§ **GIVEN REQUEST**
From the entries below, list each line with "text".

§ **PROVIDED INFORMATION**
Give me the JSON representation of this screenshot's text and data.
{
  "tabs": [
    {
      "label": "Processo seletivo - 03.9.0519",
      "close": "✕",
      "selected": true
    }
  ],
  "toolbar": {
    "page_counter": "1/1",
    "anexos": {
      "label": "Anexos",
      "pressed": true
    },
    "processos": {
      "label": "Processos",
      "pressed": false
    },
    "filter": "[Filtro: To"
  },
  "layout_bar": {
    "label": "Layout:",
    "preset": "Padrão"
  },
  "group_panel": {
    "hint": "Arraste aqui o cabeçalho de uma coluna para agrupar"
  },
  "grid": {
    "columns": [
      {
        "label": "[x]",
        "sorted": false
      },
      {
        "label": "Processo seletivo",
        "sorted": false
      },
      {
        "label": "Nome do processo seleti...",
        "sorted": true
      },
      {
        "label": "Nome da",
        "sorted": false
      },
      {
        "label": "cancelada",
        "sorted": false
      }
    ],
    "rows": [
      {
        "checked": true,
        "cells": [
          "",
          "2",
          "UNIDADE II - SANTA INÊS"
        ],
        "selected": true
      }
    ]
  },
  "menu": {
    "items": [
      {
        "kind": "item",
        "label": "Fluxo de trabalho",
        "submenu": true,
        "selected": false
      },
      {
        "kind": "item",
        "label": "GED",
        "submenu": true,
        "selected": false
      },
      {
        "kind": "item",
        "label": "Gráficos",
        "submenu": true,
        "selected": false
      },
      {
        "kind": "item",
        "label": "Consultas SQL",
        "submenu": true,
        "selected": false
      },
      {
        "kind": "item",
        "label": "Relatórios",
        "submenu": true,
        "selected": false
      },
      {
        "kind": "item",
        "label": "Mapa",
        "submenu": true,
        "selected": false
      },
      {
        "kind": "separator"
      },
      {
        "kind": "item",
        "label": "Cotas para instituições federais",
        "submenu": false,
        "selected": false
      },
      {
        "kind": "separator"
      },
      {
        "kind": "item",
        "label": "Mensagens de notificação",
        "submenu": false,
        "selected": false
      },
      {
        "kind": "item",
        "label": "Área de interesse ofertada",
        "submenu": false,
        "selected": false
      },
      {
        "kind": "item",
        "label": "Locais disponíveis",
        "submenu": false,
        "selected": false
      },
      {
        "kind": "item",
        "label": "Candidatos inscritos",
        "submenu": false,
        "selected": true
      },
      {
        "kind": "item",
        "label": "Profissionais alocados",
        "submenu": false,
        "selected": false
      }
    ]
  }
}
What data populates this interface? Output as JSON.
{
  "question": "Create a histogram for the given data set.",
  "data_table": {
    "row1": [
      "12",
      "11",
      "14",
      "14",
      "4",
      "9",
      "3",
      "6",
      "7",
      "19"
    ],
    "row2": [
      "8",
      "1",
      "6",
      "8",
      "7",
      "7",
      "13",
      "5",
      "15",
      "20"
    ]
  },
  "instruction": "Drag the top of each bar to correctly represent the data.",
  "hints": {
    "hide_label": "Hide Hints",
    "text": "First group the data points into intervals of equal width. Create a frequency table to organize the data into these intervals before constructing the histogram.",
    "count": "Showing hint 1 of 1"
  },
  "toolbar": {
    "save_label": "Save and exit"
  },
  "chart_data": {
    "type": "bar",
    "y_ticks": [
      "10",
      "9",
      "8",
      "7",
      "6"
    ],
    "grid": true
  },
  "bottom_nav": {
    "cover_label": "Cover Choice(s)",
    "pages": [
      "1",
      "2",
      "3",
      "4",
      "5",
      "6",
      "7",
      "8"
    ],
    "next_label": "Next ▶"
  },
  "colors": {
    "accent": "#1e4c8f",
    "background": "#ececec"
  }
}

§ **COMPLETED EXERCISE**
Give me the JSON representation of this screenshot's text and data.
    "text": "First group the data points into intervals of equal width. Create a frequency table to organize the data into these intervals before constructing the histogram.",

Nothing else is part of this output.